= Excerpt =

* * * * * * *

Later, and still going to yoga classes, Nishit Patel gave the nostril business personal meaning. He explained that there is a cycle to our breathing. For about ninety minutes we breathe predominantly through one nostril, then that dominance shifts to the other side for about ninety minutes, and back and forth. When breath flows through the left nostril, he taught, energy is calm and receptive. It is a good time to read, for example. And when breath flows through the right nostril, that is a good time to exercise. He taught us to change our nostril dominance in Vishnu asana, lying on the side. Then, he delivered the goods: knowledge of nostril dominance can impact insomnia.

Sure enough. When I paid attention to which was my active nostril when I was annoyingly roused at night, it was always the right nostril. When I lay in Vishnu asana on my right side, my nostril dominance shifted to my left nostril, and sooner than later I was calmly sleeping. That is when I became very interested in the nostril business. Very interested in my breath.

* * * * * * *

= Data section =

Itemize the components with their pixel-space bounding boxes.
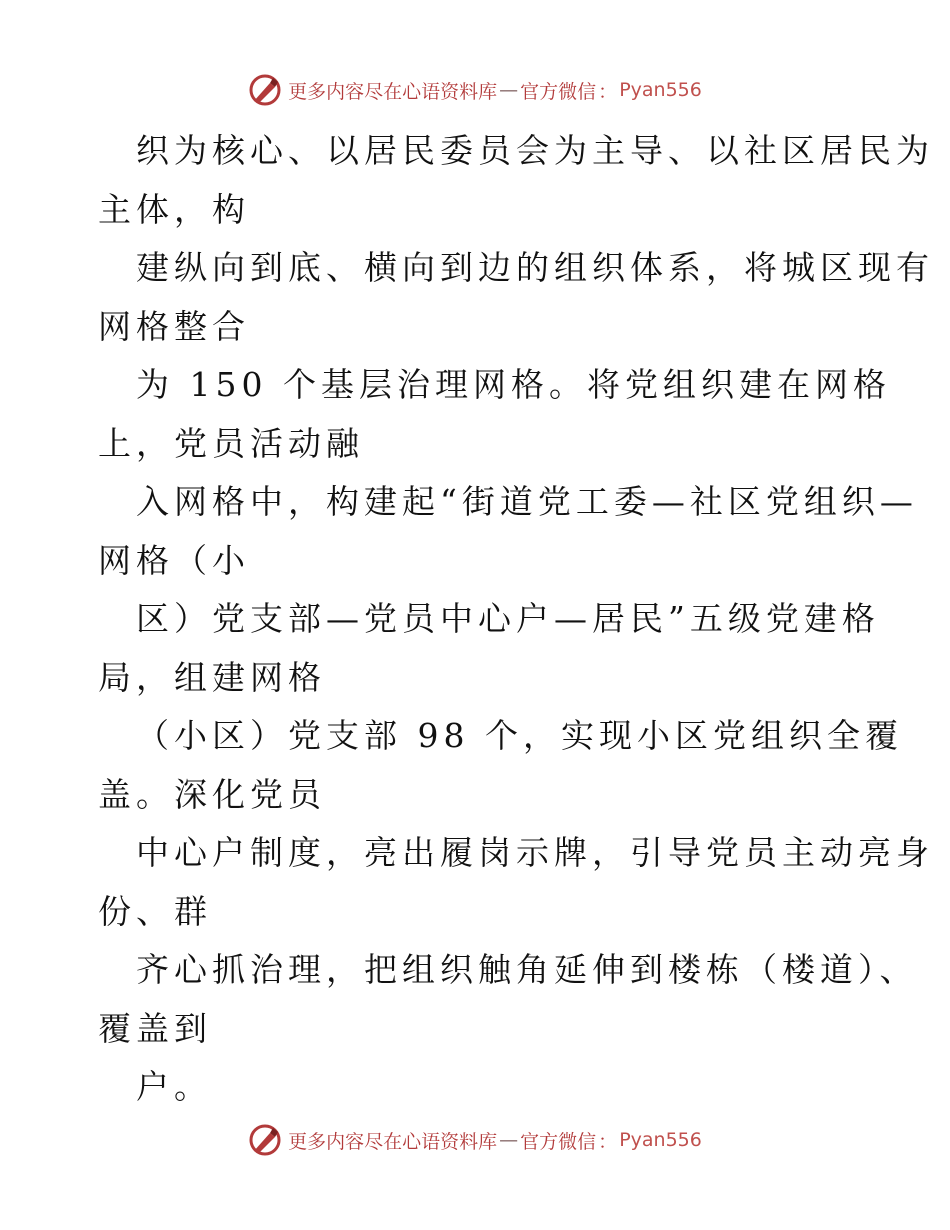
body-line: 户。 <box>136 1067 212 1106</box>
banner-wechat-label: 官方微信 <box>520 80 597 103</box>
banner-wechat-id: Pyan556 <box>619 79 702 101</box>
body-line: 覆盖到 <box>98 1008 212 1048</box>
header-watermark-banner <box>0 70 950 110</box>
pen-logo-icon <box>248 73 282 107</box>
body-line: 为 150 个基层治理网格。将党组织建在网格 <box>136 365 891 404</box>
banner-separator: ： <box>598 1130 618 1153</box>
banner-wechat-label: 官方微信 <box>520 1130 597 1153</box>
banner-site-text: 更多内容尽在心语资料库 <box>288 80 498 103</box>
body-line: 盖。深化党员 <box>98 774 326 814</box>
body-line: 建纵向到底、横向到边的组织体系，将城区现有 <box>136 248 934 287</box>
footer-watermark-banner <box>0 1120 950 1160</box>
pen-logo-icon <box>248 1123 282 1157</box>
body-line: 织为核心、以居民委员会为主导、以社区居民为 <box>136 131 934 170</box>
body-line: 入网格中，构建起“街道党工委—社区党组织— <box>136 482 918 521</box>
body-line: 网格整合 <box>98 306 250 346</box>
body-line: （小区）党支部 98 个，实现小区党组织全覆 <box>136 716 903 755</box>
body-line: 齐心抓治理，把组织触角延伸到楼栋（楼道）、 <box>136 950 918 989</box>
banner-site-text: 更多内容尽在心语资料库 <box>288 1130 498 1153</box>
document-body <box>98 122 934 1117</box>
banner-dash: — <box>499 1129 519 1151</box>
body-line: 区）党支部—党员中心户—居民”五级党建格 <box>136 599 880 638</box>
banner-separator: ： <box>598 80 618 103</box>
body-line: 上，党员活动融 <box>98 423 364 463</box>
body-line: 局，组建网格 <box>98 657 326 697</box>
body-line: 中心户制度，亮出履岗示牌，引导党员主动亮身 <box>136 833 934 872</box>
body-line: 网格（小 <box>98 540 250 580</box>
banner-dash: — <box>499 79 519 101</box>
banner-wechat-id: Pyan556 <box>619 1129 702 1151</box>
body-line: 主体，构 <box>98 189 250 229</box>
body-line: 份、群 <box>98 891 212 931</box>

* * * * * * *

= Objective 1 =
List each claim that the nostril-breathing passage attributes to Nishit Patel.
= Objective 2 =
Write a continuation of the nostril-breathing passage that picks up after its final sentence.
The entries are not needed for any of this work.

= Task answer 1 =
- Breathing follows a cycle. For about ninety minutes one nostril dominates, and then dominance shifts to the other nostril, back and forth.
- When breath flows through the left nostril, energy is calm and receptive, which makes it a good time to read.
- When breath flows through the right nostril, it is a good time to exercise.
- Nostril dominance can be changed in Vishnu asana, lying on the side.
- Knowledge of nostril dominance can impact insomnia.

= Task answer 2 =
Mr. Patel taught us one day, years ago, maybe 2004 or earlier, that we could learn to do alternate nostril breathing without the fingers, without flopping from side to side, just by focusing attention on the right and left nostrils. I just laughed. Belly laughed. I remember exactly where I was at that moment, laying on the floor of the peach room of the 5th Avenue Himalayan Institute with my chin on my arms. It struck me as very hilarious that anyone would be able to do this, or invest the time it would take to learn it, if it was in fact possible.

But it was sure an intriguing challenge. I tried it from time to time just to prove I still couldn't. Until, one day, quite out of the blue, I could. That was during Nishit's class. And for a long time that was the only condition under which I could do it. Then I could do it when I was teaching yoga, and that went on for a long time. But I was really hooked, actively engaged in mastering nadi shodhanam now, and I tried and failed an awful lot at doing this during my personal meditation practice time. And then one day, it just came. And I could do it infrequently. Then more regularly. Then I could do it if I paused to focus my attention at a diner.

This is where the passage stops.